▶ **PROBLEM DESCRIPTION**
Reproduce all entries verbatim, with nothing added or dropped.

▶ **DATA FOR THIS EXERCISE**
+---+
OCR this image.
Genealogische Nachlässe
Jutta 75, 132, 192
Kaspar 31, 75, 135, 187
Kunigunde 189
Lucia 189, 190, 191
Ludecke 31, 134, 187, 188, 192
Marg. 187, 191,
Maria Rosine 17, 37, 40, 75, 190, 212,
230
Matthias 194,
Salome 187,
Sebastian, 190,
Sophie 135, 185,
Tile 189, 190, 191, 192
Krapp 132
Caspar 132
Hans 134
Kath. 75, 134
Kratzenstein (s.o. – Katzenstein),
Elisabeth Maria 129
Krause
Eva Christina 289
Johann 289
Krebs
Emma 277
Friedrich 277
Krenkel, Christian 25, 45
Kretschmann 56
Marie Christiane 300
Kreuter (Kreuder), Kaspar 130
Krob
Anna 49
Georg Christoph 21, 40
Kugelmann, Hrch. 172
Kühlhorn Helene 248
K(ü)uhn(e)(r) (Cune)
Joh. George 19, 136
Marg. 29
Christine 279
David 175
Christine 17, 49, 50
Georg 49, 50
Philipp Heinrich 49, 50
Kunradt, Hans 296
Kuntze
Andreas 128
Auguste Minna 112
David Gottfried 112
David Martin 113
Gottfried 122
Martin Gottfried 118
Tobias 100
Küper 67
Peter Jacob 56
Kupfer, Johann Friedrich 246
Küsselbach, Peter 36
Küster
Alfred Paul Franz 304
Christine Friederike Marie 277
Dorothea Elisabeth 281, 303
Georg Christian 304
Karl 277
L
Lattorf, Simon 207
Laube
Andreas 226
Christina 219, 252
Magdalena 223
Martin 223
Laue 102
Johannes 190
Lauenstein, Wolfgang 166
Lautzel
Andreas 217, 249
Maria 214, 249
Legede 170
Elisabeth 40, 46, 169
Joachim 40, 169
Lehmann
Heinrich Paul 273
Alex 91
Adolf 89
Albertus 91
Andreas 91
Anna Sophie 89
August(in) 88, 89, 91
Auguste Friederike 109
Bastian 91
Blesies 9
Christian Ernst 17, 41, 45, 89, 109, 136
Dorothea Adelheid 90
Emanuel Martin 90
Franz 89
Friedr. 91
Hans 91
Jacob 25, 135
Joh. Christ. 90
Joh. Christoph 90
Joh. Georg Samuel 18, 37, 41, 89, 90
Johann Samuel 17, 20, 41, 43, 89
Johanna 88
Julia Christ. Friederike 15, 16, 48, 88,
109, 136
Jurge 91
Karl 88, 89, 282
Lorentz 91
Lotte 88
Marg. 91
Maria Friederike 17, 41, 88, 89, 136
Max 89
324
+---+
▶ **RIGHT ANSWER**
OCR this image.
Genealogische Nachlässe
Jutta 75, 132, 192
Kaspar 31, 75, 135, 187
Kunigunde 189
Lucia 189, 190, 191
Ludecke 31, 134, 187, 188, 192
Marg. 187, 191,
Maria Rosine 17, 37, 40, 75, 190, 212,
230
Matthias 194,
Salome 187,
Sebastian, 190,
Sophie 135, 185,
Tile 189, 190, 191, 192
Krapp 132
Caspar 132
Hans 134
Kath. 75, 134
Kratzenstein (s.o. – Katzenstein),
Elisabeth Maria 129
Krause
Eva Christina 289
Johann 289
Krebs
Emma 277
Friedrich 277
Krenkel, Christian 25, 45
Kretschmann 56
Marie Christiane 300
Kreuter (Kreuder), Kaspar 130
Krob
Anna 49
Georg Christoph 21, 40
Kugelmann, Hrch. 172
Kühlhorn Helene 248
K(ü)uhn(e)(r) (Cune)
Joh. George 19, 136
Marg. 29
Christine 279
David 175
Christine 17, 49, 50
Georg 49, 50
Philipp Heinrich 49, 50
Kunradt, Hans 296
Kuntze
Andreas 128
Auguste Minna 112
David Gottfried 112
David Martin 113
Gottfried 122
Martin Gottfried 118
Tobias 100
Küper 67
Peter Jacob 56
Kupfer, Johann Friedrich 246
Küsselbach, Peter 36
Küster
Alfred Paul Franz 304
Christine Friederike Marie 277
Dorothea Elisabeth 281, 303
Georg Christian 304
Karl 277
L
Lattorf, Simon 207
Laube
Andreas 226
Christina 219, 252
Magdalena 223
Martin 223
Laue 102
Johannes 190
Lauenstein, Wolfgang 166
Lautzel
Andreas 217, 249
Maria 214, 249
Legede 170
Elisabeth 40, 46, 169
Joachim 40, 169
Lehmann
Heinrich Paul 273
Alex 91
Adolf 89
Albertus 91
Andreas 91
Anna Sophie 89
August(in) 88, 89, 91
Auguste Friederike 109
Bastian 91
Blesies 9
Christian Ernst 17, 41, 45, 89, 109, 136
Dorothea Adelheid 90
Emanuel Martin 90
Franz 89
Friedr. 91
Hans 91
Jacob 25, 135
Joh. Christ. 90
Joh. Christoph 90
Joh. Georg Samuel 18, 37, 41, 89, 90
Johann Samuel 17, 20, 41, 43, 89
Johanna 88
Julia Christ. Friederike 15, 16, 48, 88,
109, 136
Jurge 91
Karl 88, 89, 282
Lorentz 91
Lotte 88
Marg. 91
Maria Friederike 17, 41, 88, 89, 136
Max 89
324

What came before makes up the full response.